CONSIGNE
D'après le texte sur l'attribution des contrats publics par les villes, à quelles entreprises la loi oblige-t-elle les villes à attribuer leurs contrats ?

TEXTE À LIRE
--------
À DIRE VRAI – EP03 L’INJUSTICE
28 janvier 2022Contrats publics : 3 points de vue qui comptent
28 septembre 2022Loueriez-vous un logement sans en connaître le propriétaire véritable? Confieriez-vous votre argent à un conseiller financier dont vous ne connaissez pas l’identité? Savoir à qui on a à faire, disons-le, c’est la vraie grosse affaire. Pourtant, plein de villes – toutes, en fait! – octroient des contrats de dizaines, de centaines et de millions de dollars à des entreprises dont les véritables bénéficiaires ne sont pas toujours ceux qu’ils prétendent être.
Il n’y a rien de bien nouveau dans cette constatation, direz-vous. C’est tout de même enrageant.
Ça l’est, parce que ceux qui se cachent derrière un faux nom ou derrière un intermédiaire pour faire des affaires le font rarement pour les bonnes raisons.
Par la loi, les villes doivent attribuer leurs contrats aux entreprises qui sont les plus bas soumissionnaires conformes, et ce, même si des doutes planent sur leurs dirigeants.
Dans nos enquêtes et vérifications au BIPA de la Ville de Saint-Jérôme, il nous est arrivé de fouiller et, à l’occasion, de soupçonner très fort qu’une entreprise était dirigée par un prête-nom, par un membre du crime organisé ou par un quasi-fantôme, du genre une personne presque impossible à retracer. En somme, nous avons identifié des personnes qui pouvaient ne pas agir pour leur propre compte.
--------
INFORMATIONS EXTRAITES
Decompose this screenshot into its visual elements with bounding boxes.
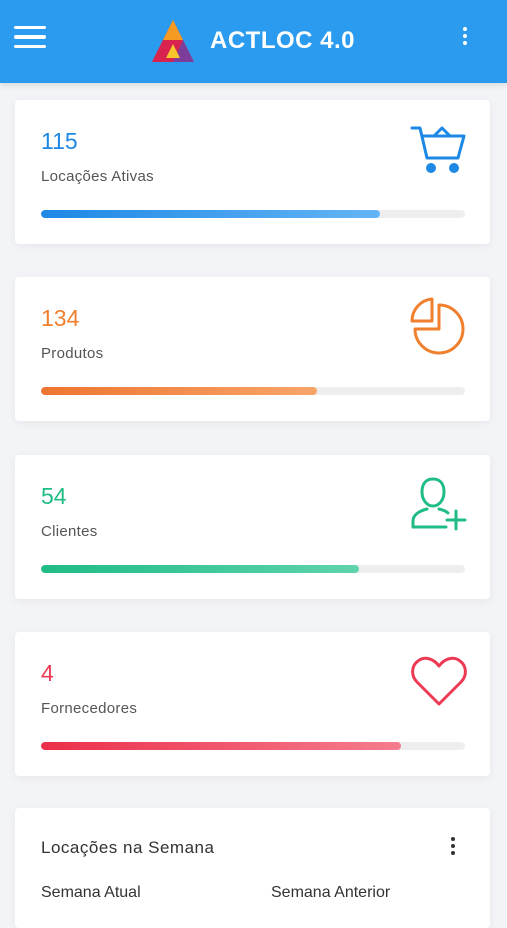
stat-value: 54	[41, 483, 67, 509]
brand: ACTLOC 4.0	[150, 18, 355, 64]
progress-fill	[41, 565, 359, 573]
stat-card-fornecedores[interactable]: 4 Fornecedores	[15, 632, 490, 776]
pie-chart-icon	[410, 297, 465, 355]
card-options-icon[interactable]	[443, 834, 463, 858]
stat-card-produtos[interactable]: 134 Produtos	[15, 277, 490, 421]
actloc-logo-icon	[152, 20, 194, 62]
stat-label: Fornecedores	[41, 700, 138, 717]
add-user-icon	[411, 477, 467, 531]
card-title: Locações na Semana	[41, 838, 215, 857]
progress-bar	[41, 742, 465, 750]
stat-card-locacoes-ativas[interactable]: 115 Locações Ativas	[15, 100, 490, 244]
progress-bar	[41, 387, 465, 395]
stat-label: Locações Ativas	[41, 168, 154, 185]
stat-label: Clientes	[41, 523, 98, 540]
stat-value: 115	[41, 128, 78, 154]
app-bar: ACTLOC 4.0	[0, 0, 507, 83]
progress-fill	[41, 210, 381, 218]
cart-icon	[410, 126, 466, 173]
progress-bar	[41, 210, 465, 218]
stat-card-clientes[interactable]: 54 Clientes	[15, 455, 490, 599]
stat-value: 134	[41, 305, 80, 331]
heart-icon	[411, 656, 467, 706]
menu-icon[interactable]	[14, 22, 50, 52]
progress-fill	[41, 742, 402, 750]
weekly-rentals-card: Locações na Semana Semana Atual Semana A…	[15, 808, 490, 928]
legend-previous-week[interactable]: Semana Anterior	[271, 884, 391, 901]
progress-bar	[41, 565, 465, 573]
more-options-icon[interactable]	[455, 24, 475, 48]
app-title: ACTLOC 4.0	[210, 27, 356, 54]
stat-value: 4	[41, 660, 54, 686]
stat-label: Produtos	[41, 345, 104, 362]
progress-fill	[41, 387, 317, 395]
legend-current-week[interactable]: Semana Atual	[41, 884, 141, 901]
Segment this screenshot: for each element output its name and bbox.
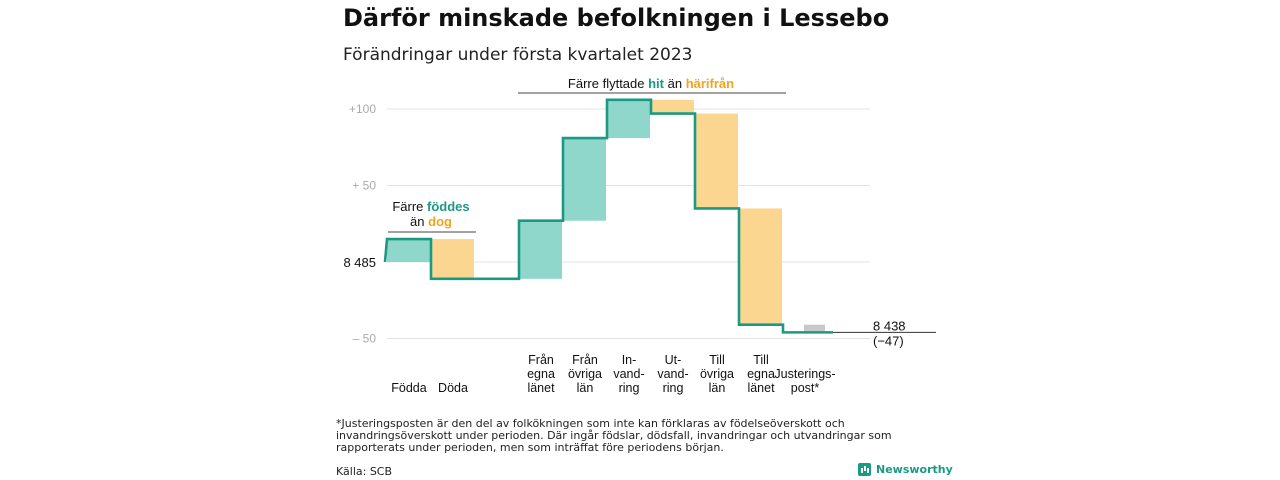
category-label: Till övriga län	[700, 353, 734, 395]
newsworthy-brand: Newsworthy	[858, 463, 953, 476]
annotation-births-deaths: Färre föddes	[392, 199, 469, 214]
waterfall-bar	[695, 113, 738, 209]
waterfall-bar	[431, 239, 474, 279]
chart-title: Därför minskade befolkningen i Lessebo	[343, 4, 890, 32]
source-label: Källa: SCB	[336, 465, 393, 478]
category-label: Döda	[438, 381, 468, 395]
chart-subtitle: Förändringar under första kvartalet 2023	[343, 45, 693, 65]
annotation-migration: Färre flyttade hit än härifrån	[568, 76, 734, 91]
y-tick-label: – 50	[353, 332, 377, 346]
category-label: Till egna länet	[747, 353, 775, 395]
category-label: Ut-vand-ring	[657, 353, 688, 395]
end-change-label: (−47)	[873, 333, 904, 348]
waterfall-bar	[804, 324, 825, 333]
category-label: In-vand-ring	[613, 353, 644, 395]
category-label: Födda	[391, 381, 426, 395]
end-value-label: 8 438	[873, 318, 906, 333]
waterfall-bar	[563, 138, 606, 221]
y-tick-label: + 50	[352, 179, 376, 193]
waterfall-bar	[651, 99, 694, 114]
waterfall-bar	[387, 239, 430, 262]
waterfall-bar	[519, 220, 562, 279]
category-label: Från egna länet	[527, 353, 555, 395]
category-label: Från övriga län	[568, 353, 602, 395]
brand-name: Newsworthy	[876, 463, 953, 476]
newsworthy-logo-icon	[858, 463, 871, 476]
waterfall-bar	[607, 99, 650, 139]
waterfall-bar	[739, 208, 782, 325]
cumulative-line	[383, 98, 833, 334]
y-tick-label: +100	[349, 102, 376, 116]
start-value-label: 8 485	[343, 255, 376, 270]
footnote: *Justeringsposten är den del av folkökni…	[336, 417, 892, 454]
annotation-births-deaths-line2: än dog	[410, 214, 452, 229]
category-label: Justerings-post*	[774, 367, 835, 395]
--------
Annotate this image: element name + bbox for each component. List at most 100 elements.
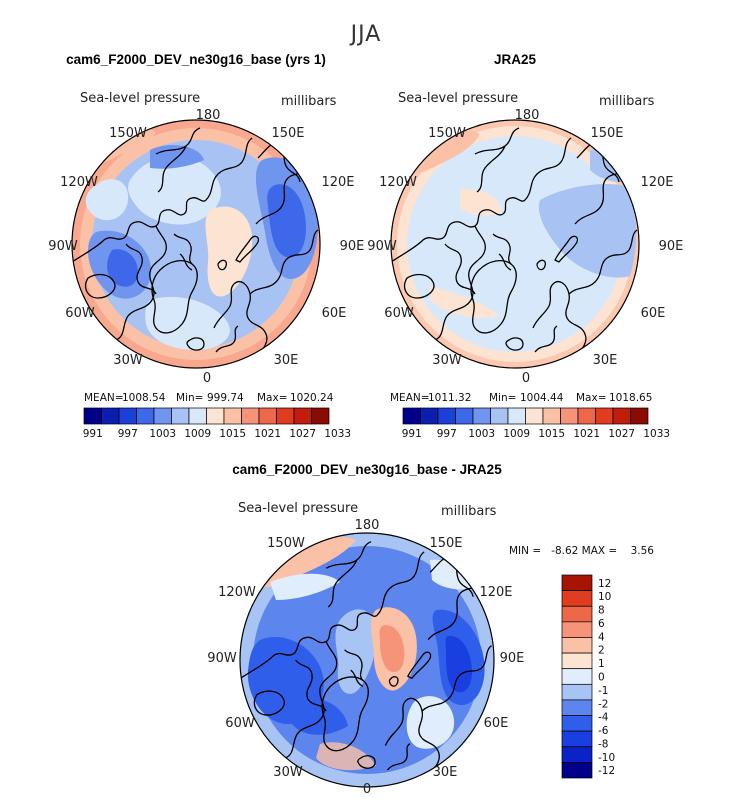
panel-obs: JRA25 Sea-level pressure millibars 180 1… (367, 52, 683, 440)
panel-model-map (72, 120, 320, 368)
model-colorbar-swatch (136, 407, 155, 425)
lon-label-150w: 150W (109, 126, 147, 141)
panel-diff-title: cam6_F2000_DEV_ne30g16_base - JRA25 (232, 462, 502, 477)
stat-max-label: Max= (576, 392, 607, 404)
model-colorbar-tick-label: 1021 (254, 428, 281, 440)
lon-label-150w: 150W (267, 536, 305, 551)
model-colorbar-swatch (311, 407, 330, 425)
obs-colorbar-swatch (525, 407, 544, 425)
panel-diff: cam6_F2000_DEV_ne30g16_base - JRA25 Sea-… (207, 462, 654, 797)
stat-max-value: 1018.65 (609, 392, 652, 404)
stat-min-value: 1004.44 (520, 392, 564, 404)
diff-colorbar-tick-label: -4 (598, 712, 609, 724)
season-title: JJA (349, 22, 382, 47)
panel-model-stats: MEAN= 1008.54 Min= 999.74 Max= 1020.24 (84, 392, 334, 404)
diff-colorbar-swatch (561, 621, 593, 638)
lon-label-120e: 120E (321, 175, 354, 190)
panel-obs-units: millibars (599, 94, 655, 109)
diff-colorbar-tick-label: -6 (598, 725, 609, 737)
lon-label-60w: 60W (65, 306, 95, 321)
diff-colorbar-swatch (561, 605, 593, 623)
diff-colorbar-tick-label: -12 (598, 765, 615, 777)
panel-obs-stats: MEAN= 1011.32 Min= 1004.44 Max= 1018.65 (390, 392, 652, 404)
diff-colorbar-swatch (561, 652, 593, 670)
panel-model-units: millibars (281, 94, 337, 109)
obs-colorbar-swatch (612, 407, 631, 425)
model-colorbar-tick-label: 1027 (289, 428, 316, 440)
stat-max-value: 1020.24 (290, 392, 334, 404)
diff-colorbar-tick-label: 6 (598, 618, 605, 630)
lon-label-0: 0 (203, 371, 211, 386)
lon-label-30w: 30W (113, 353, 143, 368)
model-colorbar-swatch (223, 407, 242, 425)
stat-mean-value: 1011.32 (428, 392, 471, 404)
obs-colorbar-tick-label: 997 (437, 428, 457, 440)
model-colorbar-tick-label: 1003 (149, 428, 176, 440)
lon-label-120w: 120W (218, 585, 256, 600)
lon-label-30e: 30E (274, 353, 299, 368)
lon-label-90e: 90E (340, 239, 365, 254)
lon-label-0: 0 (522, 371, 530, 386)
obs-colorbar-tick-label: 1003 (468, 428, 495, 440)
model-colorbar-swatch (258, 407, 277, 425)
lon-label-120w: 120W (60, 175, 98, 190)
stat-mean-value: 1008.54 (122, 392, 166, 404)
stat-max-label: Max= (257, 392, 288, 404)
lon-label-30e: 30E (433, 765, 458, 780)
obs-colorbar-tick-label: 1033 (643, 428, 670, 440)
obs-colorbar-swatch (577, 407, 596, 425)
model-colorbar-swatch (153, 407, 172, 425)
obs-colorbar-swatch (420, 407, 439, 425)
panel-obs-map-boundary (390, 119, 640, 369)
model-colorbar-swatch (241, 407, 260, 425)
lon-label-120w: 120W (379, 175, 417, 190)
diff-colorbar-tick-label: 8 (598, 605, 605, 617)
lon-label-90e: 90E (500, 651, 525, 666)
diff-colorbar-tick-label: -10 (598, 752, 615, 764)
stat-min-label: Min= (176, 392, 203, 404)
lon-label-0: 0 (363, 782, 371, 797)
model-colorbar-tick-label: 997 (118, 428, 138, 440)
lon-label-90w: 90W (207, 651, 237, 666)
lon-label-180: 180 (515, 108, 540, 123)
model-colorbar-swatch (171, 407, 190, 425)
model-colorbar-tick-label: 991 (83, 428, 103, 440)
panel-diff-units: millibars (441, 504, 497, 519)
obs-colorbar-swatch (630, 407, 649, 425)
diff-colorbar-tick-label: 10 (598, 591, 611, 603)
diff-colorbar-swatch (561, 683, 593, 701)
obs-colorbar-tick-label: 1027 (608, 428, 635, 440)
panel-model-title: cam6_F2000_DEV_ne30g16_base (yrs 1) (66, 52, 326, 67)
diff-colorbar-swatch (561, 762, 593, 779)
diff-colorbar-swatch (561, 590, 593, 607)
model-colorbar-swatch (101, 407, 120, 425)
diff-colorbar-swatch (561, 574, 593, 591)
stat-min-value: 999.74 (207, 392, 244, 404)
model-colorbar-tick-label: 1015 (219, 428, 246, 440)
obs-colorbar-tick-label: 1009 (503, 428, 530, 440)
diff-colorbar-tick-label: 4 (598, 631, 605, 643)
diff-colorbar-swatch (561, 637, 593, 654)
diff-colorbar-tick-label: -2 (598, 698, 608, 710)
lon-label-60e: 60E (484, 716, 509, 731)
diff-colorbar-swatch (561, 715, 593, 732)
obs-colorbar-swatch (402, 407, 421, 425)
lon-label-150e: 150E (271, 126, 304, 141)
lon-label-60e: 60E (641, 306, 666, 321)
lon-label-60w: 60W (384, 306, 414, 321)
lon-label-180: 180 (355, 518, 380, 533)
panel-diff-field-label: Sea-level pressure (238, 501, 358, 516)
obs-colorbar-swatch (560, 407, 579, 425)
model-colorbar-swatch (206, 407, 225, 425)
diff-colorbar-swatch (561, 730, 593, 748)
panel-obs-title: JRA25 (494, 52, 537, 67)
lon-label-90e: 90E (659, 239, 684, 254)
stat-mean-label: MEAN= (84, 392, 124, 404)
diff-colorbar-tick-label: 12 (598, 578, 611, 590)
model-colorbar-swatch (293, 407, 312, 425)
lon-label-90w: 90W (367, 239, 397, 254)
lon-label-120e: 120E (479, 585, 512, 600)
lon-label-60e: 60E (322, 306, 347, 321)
--------
RÉPONSE FINALE
Aux entreprises qui sont les plus bas soumissionnaires conformes, même si des doutes planent sur leurs dirigeants.